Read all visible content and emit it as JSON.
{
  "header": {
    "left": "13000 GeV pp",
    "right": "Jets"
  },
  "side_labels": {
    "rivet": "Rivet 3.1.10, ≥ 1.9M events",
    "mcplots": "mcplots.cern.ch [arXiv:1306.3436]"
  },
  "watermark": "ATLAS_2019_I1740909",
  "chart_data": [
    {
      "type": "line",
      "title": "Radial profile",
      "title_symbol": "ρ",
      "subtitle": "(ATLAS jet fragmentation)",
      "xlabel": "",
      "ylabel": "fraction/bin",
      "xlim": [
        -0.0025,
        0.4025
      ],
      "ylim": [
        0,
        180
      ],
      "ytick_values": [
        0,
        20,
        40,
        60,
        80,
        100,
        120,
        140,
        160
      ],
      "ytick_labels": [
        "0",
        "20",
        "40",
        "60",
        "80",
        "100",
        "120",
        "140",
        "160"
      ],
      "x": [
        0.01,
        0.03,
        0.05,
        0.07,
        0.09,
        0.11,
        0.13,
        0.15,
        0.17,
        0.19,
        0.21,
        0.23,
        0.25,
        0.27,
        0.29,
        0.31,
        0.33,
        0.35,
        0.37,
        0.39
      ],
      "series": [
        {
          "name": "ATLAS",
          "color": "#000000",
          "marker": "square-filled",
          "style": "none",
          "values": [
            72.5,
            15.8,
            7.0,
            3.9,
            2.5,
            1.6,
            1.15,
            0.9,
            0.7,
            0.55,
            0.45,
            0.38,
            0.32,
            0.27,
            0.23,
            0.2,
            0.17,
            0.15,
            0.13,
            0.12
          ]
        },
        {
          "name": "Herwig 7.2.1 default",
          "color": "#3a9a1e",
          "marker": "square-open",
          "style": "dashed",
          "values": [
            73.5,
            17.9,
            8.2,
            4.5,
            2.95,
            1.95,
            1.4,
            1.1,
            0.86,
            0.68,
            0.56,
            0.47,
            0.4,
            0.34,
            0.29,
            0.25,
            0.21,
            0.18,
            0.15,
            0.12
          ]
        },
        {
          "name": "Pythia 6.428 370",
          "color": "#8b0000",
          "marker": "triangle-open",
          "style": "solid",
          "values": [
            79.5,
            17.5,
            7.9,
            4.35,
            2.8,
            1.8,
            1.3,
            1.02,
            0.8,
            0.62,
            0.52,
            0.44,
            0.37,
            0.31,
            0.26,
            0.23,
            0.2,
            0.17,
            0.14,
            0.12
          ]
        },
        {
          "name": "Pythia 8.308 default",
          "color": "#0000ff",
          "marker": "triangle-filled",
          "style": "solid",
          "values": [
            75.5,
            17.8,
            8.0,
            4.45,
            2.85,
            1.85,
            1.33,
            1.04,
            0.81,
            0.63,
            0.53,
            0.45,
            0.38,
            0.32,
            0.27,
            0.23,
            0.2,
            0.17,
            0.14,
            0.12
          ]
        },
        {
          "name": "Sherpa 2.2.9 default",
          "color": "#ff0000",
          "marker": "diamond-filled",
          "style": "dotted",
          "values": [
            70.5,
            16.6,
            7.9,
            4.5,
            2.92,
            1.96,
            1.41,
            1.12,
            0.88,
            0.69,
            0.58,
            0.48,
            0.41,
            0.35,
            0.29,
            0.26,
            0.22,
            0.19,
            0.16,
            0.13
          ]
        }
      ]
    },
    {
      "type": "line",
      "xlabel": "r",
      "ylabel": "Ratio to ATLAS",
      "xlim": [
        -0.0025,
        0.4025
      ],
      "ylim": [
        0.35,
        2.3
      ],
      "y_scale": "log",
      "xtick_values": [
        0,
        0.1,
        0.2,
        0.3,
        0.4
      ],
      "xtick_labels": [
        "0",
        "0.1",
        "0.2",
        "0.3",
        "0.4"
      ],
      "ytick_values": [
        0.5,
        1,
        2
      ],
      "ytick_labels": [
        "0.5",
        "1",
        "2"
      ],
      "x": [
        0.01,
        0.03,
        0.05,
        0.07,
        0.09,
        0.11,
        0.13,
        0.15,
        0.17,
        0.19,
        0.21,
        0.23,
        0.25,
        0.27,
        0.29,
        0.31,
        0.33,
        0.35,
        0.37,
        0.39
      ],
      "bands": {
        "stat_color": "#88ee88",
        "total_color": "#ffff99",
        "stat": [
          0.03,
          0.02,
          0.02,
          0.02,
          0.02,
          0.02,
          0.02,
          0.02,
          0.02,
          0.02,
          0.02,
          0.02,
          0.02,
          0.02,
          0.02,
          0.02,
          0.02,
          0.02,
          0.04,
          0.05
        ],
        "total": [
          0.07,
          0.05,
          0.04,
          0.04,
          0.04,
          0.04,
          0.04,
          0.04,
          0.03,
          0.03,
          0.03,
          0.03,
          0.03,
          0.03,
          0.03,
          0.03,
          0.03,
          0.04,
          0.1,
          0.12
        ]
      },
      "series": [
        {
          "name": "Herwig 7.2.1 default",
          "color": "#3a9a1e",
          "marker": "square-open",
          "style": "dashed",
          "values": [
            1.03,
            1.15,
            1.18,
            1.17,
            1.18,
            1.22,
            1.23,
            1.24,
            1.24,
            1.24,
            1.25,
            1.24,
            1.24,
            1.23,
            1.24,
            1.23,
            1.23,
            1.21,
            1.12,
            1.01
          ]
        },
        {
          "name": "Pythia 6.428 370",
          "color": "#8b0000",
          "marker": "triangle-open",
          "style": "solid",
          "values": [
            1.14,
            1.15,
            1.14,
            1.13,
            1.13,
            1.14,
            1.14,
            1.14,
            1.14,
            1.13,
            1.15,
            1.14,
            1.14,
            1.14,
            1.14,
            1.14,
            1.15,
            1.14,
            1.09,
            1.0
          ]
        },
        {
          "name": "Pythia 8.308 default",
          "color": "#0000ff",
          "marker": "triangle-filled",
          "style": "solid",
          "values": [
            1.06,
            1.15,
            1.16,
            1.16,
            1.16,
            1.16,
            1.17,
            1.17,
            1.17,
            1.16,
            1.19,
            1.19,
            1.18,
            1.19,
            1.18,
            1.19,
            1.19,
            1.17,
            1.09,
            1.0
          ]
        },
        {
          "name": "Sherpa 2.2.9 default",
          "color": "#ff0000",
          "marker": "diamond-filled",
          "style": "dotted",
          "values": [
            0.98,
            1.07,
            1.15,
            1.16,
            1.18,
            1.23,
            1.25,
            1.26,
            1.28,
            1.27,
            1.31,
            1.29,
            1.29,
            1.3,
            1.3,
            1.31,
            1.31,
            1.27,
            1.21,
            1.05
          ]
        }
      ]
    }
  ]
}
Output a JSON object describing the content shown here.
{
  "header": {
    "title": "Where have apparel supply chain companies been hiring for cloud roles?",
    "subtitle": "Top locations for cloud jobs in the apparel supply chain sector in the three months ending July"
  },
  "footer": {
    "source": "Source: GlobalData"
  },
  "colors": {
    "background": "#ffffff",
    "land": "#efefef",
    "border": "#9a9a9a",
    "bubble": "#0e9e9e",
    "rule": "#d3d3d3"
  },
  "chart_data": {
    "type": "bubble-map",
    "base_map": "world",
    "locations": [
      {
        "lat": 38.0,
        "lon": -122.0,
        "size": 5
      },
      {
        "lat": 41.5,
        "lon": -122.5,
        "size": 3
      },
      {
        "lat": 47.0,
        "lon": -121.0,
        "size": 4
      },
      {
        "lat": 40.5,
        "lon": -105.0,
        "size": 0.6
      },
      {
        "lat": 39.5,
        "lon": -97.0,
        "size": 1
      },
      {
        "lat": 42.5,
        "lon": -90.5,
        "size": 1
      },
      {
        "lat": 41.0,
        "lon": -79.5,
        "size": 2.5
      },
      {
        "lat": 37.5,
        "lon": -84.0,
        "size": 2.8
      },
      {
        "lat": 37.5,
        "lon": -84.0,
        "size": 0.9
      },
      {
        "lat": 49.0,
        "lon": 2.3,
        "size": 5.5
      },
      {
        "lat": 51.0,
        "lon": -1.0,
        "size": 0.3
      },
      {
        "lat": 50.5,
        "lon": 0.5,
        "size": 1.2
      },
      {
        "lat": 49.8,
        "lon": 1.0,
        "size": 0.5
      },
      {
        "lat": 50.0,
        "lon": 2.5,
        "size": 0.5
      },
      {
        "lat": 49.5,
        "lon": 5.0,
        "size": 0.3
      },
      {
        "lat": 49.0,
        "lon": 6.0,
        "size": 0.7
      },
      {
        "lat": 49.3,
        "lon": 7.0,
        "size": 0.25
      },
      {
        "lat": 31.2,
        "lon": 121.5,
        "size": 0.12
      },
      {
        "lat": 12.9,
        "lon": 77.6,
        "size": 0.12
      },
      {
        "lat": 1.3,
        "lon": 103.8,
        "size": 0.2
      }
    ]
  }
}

● Stated problem: Lines that include the word "JSON" are to be extracted from the data above.

● Solved problem:
Read all visible content and emit it as JSON.
Output a JSON object describing the content shown here.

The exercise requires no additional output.